Data entries
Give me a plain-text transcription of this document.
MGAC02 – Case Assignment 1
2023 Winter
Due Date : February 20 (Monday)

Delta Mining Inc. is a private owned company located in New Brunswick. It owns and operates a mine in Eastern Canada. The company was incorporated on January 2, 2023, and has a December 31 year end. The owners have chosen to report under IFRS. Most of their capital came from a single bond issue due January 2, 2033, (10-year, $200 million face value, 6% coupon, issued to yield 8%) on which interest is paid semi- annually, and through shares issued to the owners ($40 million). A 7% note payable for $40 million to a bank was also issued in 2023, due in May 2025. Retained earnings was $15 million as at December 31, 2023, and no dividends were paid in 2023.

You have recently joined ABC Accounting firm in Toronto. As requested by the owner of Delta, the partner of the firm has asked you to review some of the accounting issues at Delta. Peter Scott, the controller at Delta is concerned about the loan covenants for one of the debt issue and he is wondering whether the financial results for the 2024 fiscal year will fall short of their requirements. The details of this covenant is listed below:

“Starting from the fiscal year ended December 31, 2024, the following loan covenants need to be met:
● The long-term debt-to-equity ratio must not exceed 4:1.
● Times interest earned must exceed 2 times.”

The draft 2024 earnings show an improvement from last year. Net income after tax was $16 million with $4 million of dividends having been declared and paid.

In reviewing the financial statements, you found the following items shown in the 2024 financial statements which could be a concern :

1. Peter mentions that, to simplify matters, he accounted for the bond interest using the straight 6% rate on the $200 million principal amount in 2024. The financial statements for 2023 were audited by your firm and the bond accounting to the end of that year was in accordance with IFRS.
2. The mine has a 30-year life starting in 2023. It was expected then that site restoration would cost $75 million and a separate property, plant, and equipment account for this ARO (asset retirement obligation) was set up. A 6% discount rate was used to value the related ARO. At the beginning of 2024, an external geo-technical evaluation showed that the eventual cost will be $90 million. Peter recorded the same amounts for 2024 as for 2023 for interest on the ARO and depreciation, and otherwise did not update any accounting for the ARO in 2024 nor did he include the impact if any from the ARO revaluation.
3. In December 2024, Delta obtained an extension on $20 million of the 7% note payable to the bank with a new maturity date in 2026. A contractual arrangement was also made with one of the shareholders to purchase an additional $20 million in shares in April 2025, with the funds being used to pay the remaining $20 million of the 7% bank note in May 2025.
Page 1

Problem to solve. Repeat every record exactly as written, please.

Problem solution.
Give me a plain-text transcription of this document.
MGAC02 – Case Assignment 1
2023 Winter
Due Date : February 20 (Monday)

Delta Mining Inc. is a private owned company located in New Brunswick. It owns and operates a mine in Eastern Canada. The company was incorporated on January 2, 2023, and has a December 31 year end. The owners have chosen to report under IFRS. Most of their capital came from a single bond issue due January 2, 2033, (10-year, $200 million face value, 6% coupon, issued to yield 8%) on which interest is paid semi- annually, and through shares issued to the owners ($40 million). A 7% note payable for $40 million to a bank was also issued in 2023, due in May 2025. Retained earnings was $15 million as at December 31, 2023, and no dividends were paid in 2023.

You have recently joined ABC Accounting firm in Toronto. As requested by the owner of Delta, the partner of the firm has asked you to review some of the accounting issues at Delta. Peter Scott, the controller at Delta is concerned about the loan covenants for one of the debt issue and he is wondering whether the financial results for the 2024 fiscal year will fall short of their requirements. The details of this covenant is listed below:

“Starting from the fiscal year ended December 31, 2024, the following loan covenants need to be met:
● The long-term debt-to-equity ratio must not exceed 4:1.
● Times interest earned must exceed 2 times.”

The draft 2024 earnings show an improvement from last year. Net income after tax was $16 million with $4 million of dividends having been declared and paid.

In reviewing the financial statements, you found the following items shown in the 2024 financial statements which could be a concern :

1. Peter mentions that, to simplify matters, he accounted for the bond interest using the straight 6% rate on the $200 million principal amount in 2024. The financial statements for 2023 were audited by your firm and the bond accounting to the end of that year was in accordance with IFRS.
2. The mine has a 30-year life starting in 2023. It was expected then that site restoration would cost $75 million and a separate property, plant, and equipment account for this ARO (asset retirement obligation) was set up. A 6% discount rate was used to value the related ARO. At the beginning of 2024, an external geo-technical evaluation showed that the eventual cost will be $90 million. Peter recorded the same amounts for 2024 as for 2023 for interest on the ARO and depreciation, and otherwise did not update any accounting for the ARO in 2024 nor did he include the impact if any from the ARO revaluation.
3. In December 2024, Delta obtained an extension on $20 million of the 7% note payable to the bank with a new maturity date in 2026. A contractual arrangement was also made with one of the shareholders to purchase an additional $20 million in shares in April 2025, with the funds being used to pay the remaining $20 million of the 7% bank note in May 2025.
Page 1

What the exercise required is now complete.